#### INFORMATION SUPPLIED
— Start —

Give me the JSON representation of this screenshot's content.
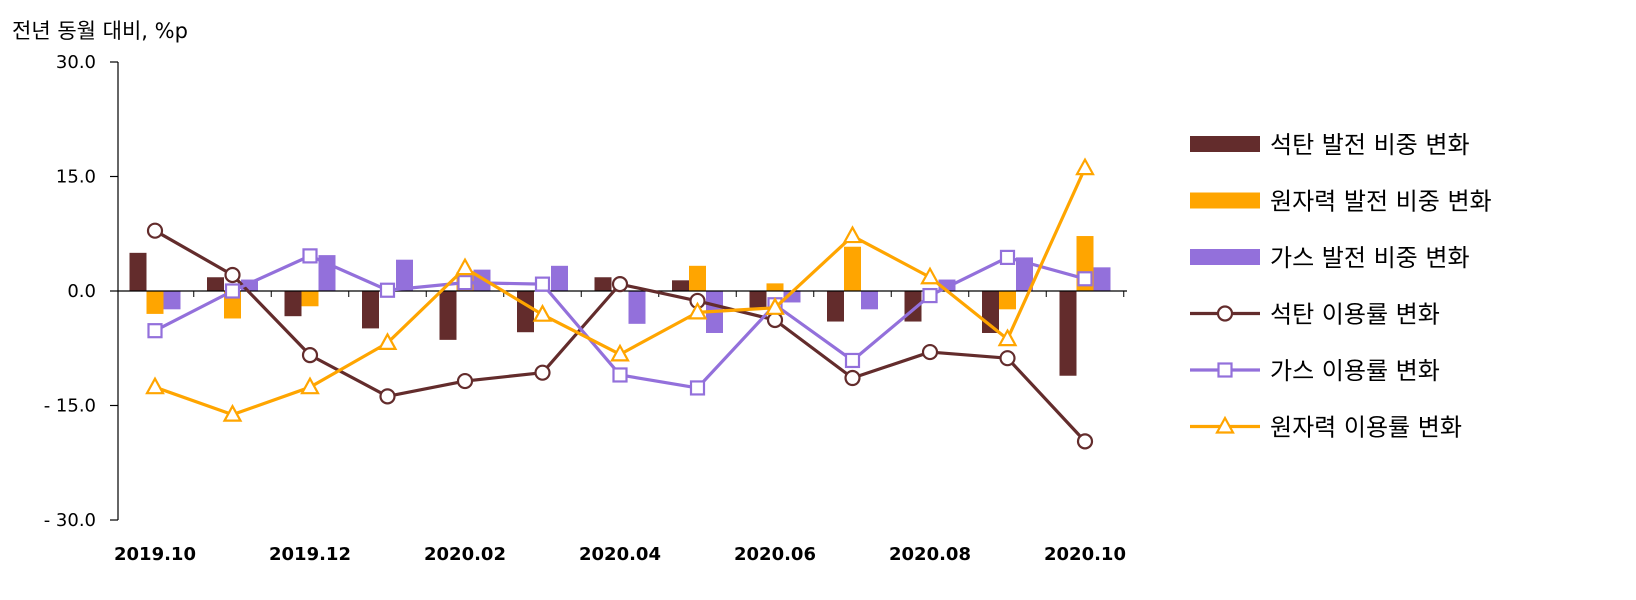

— End —
— Start —

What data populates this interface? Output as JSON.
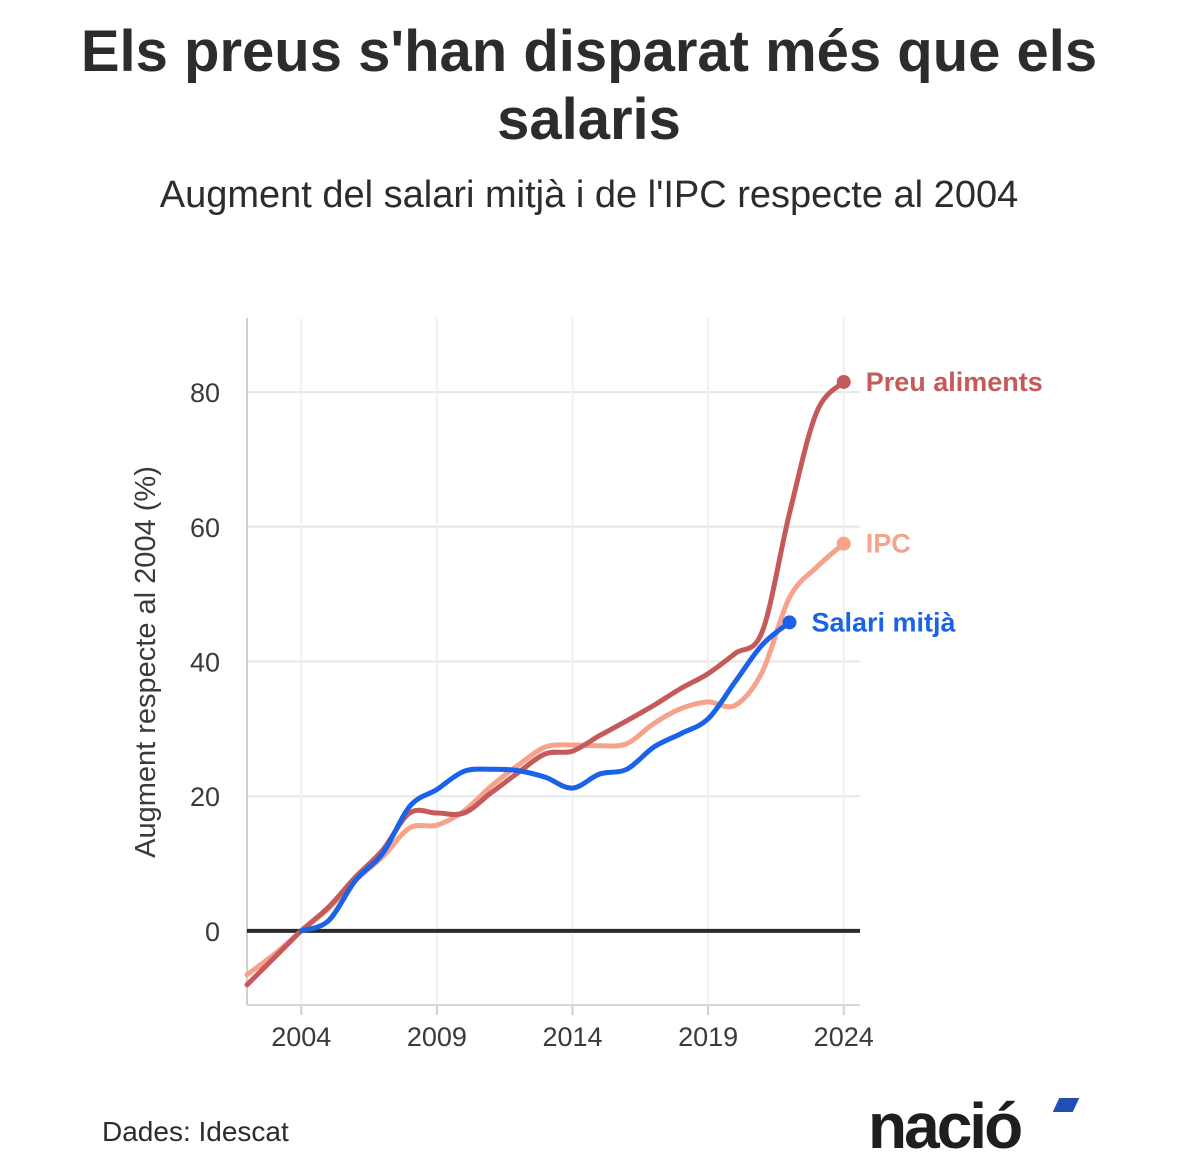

— End —
— Start —

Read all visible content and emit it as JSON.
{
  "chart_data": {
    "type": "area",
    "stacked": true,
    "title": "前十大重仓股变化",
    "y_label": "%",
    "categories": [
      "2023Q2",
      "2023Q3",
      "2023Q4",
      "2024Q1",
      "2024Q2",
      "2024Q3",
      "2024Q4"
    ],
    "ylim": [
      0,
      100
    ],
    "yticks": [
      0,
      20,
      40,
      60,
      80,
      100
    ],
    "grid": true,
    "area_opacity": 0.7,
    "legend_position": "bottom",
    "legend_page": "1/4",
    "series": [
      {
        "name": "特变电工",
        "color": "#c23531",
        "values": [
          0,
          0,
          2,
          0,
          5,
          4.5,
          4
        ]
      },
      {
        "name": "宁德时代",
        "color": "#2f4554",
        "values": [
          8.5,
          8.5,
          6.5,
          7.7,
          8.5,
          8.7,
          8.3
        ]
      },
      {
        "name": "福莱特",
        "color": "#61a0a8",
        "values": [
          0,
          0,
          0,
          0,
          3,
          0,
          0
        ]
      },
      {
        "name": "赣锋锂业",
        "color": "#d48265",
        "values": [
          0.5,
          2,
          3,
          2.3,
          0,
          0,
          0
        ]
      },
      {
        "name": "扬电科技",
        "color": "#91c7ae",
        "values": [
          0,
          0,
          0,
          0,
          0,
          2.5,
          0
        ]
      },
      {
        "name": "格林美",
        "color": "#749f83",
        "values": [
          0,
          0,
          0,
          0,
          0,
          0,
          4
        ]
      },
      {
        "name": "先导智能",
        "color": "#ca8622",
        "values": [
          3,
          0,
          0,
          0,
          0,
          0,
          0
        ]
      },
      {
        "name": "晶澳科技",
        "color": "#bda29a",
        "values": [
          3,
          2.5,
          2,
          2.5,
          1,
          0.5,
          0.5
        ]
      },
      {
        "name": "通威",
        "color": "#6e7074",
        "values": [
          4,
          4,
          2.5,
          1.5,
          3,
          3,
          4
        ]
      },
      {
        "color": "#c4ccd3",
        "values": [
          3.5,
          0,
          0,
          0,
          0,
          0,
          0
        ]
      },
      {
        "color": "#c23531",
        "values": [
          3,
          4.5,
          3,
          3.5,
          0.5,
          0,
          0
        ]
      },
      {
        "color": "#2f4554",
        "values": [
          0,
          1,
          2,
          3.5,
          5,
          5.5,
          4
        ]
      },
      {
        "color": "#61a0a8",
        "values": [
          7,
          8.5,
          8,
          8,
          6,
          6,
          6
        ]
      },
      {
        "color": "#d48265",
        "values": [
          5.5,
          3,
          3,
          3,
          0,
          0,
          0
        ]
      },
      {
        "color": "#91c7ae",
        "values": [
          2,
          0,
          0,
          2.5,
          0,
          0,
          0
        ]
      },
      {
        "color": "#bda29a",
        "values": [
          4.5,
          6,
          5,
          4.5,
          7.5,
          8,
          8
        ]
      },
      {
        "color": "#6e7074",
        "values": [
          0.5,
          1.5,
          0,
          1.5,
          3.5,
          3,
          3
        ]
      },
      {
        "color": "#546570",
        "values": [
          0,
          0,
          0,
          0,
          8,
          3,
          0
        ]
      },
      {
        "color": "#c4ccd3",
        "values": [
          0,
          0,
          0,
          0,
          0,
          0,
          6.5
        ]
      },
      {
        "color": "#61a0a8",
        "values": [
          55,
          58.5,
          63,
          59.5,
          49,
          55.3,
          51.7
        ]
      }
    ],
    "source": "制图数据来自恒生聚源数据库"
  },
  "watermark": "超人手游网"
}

— End —

Find each line that has the word "this", then copy it out.

Give me the JSON representation of this screenshot's content.
What data populates this interface? Output as JSON.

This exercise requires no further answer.